Return each line of the records holding the string "Kloster".

(INPUT FOR THIS TASK)
+++

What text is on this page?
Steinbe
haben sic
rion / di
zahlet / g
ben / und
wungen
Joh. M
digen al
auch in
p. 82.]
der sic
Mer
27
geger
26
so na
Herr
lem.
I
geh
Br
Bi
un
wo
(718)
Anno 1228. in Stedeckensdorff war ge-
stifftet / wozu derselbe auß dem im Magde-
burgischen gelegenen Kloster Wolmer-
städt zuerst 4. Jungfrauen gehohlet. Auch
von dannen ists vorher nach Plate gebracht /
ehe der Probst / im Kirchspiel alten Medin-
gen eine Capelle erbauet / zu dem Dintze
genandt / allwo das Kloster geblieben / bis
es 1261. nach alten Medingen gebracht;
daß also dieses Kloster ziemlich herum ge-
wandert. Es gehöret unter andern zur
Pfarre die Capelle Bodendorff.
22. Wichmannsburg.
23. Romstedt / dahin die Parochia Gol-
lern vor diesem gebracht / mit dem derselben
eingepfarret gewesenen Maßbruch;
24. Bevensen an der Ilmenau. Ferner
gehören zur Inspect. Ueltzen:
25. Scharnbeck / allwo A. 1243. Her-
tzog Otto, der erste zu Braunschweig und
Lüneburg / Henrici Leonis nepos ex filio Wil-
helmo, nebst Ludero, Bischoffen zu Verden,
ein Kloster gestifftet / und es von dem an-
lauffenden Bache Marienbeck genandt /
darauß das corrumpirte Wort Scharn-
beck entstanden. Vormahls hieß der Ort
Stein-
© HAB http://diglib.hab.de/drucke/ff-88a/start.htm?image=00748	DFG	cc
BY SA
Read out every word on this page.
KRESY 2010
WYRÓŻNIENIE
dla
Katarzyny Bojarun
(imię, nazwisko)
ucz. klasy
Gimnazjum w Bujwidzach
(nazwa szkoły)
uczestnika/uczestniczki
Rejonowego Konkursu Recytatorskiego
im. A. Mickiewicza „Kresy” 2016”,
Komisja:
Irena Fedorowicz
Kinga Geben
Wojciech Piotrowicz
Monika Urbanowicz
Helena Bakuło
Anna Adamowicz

+++

(WRITTEN REPLY)
burgischen gelegenen Kloster Wolmer-
genandt / allwo das Kloster geblieben / bis
daß also dieses Kloster ziemlich herum ge-
ein Kloster gestifftet / und es von dem an-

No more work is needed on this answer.